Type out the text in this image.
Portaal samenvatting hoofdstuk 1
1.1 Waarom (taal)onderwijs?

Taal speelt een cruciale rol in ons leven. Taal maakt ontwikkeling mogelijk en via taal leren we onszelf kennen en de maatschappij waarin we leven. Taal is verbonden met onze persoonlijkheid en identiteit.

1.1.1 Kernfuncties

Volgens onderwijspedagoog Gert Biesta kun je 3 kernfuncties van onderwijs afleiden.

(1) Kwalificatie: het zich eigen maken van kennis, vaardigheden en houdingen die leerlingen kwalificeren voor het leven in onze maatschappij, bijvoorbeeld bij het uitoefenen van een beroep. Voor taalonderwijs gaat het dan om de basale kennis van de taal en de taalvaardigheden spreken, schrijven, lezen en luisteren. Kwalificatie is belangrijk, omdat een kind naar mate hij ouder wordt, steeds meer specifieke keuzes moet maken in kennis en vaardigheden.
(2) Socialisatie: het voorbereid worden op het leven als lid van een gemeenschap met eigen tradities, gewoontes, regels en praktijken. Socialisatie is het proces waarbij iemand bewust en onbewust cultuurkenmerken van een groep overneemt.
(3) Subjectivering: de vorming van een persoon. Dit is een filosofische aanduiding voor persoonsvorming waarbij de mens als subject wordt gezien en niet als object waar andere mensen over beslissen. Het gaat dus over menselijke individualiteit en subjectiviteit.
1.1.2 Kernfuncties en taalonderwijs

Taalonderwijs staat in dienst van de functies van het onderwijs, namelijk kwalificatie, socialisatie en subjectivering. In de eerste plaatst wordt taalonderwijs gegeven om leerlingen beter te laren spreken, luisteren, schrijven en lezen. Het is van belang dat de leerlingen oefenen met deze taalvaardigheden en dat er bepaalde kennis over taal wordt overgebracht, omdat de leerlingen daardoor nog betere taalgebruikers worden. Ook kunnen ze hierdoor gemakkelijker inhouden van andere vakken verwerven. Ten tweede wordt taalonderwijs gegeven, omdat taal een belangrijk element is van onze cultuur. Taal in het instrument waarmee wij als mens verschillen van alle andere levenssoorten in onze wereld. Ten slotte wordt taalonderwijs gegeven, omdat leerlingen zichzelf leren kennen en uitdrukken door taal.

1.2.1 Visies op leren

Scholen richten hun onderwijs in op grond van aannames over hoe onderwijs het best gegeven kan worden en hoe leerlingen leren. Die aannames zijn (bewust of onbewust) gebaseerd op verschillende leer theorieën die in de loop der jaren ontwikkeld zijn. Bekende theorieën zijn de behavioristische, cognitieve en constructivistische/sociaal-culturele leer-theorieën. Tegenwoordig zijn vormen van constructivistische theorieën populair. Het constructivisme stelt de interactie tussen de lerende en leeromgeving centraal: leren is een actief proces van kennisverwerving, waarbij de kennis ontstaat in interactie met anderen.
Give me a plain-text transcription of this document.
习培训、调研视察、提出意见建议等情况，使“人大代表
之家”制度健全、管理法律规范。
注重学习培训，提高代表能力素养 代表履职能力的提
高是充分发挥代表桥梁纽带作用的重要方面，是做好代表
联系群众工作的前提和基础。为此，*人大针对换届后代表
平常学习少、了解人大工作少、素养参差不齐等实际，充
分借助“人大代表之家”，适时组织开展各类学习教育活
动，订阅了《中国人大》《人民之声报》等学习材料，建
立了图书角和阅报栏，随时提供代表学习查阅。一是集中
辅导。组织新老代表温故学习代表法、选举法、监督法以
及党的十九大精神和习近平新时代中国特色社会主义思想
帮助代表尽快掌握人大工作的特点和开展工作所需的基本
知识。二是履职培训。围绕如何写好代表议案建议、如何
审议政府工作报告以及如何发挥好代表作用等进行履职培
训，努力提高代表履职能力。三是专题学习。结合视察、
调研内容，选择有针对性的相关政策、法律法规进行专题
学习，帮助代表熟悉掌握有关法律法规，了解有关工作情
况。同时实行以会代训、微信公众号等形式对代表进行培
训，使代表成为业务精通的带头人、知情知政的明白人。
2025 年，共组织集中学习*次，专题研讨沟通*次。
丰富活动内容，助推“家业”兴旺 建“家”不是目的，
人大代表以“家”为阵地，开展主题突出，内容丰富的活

## Problem details
Every line of the data above should be copied exactly.

## Exercise output
Type out the text in this image.
Portaal samenvatting hoofdstuk 1
1.1 Waarom (taal)onderwijs?

Taal speelt een cruciale rol in ons leven. Taal maakt ontwikkeling mogelijk en via taal leren we onszelf kennen en de maatschappij waarin we leven. Taal is verbonden met onze persoonlijkheid en identiteit.

1.1.1 Kernfuncties

Volgens onderwijspedagoog Gert Biesta kun je 3 kernfuncties van onderwijs afleiden.

(1) Kwalificatie: het zich eigen maken van kennis, vaardigheden en houdingen die leerlingen kwalificeren voor het leven in onze maatschappij, bijvoorbeeld bij het uitoefenen van een beroep. Voor taalonderwijs gaat het dan om de basale kennis van de taal en de taalvaardigheden spreken, schrijven, lezen en luisteren. Kwalificatie is belangrijk, omdat een kind naar mate hij ouder wordt, steeds meer specifieke keuzes moet maken in kennis en vaardigheden.
(2) Socialisatie: het voorbereid worden op het leven als lid van een gemeenschap met eigen tradities, gewoontes, regels en praktijken. Socialisatie is het proces waarbij iemand bewust en onbewust cultuurkenmerken van een groep overneemt.
(3) Subjectivering: de vorming van een persoon. Dit is een filosofische aanduiding voor persoonsvorming waarbij de mens als subject wordt gezien en niet als object waar andere mensen over beslissen. Het gaat dus over menselijke individualiteit en subjectiviteit.
1.1.2 Kernfuncties en taalonderwijs

Taalonderwijs staat in dienst van de functies van het onderwijs, namelijk kwalificatie, socialisatie en subjectivering. In de eerste plaatst wordt taalonderwijs gegeven om leerlingen beter te laren spreken, luisteren, schrijven en lezen. Het is van belang dat de leerlingen oefenen met deze taalvaardigheden en dat er bepaalde kennis over taal wordt overgebracht, omdat de leerlingen daardoor nog betere taalgebruikers worden. Ook kunnen ze hierdoor gemakkelijker inhouden van andere vakken verwerven. Ten tweede wordt taalonderwijs gegeven, omdat taal een belangrijk element is van onze cultuur. Taal in het instrument waarmee wij als mens verschillen van alle andere levenssoorten in onze wereld. Ten slotte wordt taalonderwijs gegeven, omdat leerlingen zichzelf leren kennen en uitdrukken door taal.

1.2.1 Visies op leren

Scholen richten hun onderwijs in op grond van aannames over hoe onderwijs het best gegeven kan worden en hoe leerlingen leren. Die aannames zijn (bewust of onbewust) gebaseerd op verschillende leer theorieën die in de loop der jaren ontwikkeld zijn. Bekende theorieën zijn de behavioristische, cognitieve en constructivistische/sociaal-culturele leer-theorieën. Tegenwoordig zijn vormen van constructivistische theorieën populair. Het constructivisme stelt de interactie tussen de lerende en leeromgeving centraal: leren is een actief proces van kennisverwerving, waarbij de kennis ontstaat in interactie met anderen.
Give me a plain-text transcription of this document.
习培训、调研视察、提出意见建议等情况，使“人大代表
之家”制度健全、管理法律规范。
注重学习培训，提高代表能力素养 代表履职能力的提
高是充分发挥代表桥梁纽带作用的重要方面，是做好代表
联系群众工作的前提和基础。为此，*人大针对换届后代表
平常学习少、了解人大工作少、素养参差不齐等实际，充
分借助“人大代表之家”，适时组织开展各类学习教育活
动，订阅了《中国人大》《人民之声报》等学习材料，建
立了图书角和阅报栏，随时提供代表学习查阅。一是集中
辅导。组织新老代表温故学习代表法、选举法、监督法以
及党的十九大精神和习近平新时代中国特色社会主义思想
帮助代表尽快掌握人大工作的特点和开展工作所需的基本
知识。二是履职培训。围绕如何写好代表议案建议、如何
审议政府工作报告以及如何发挥好代表作用等进行履职培
训，努力提高代表履职能力。三是专题学习。结合视察、
调研内容，选择有针对性的相关政策、法律法规进行专题
学习，帮助代表熟悉掌握有关法律法规，了解有关工作情
况。同时实行以会代训、微信公众号等形式对代表进行培
训，使代表成为业务精通的带头人、知情知政的明白人。
2025 年，共组织集中学习*次，专题研讨沟通*次。
丰富活动内容，助推“家业”兴旺 建“家”不是目的，
人大代表以“家”为阵地，开展主题突出，内容丰富的活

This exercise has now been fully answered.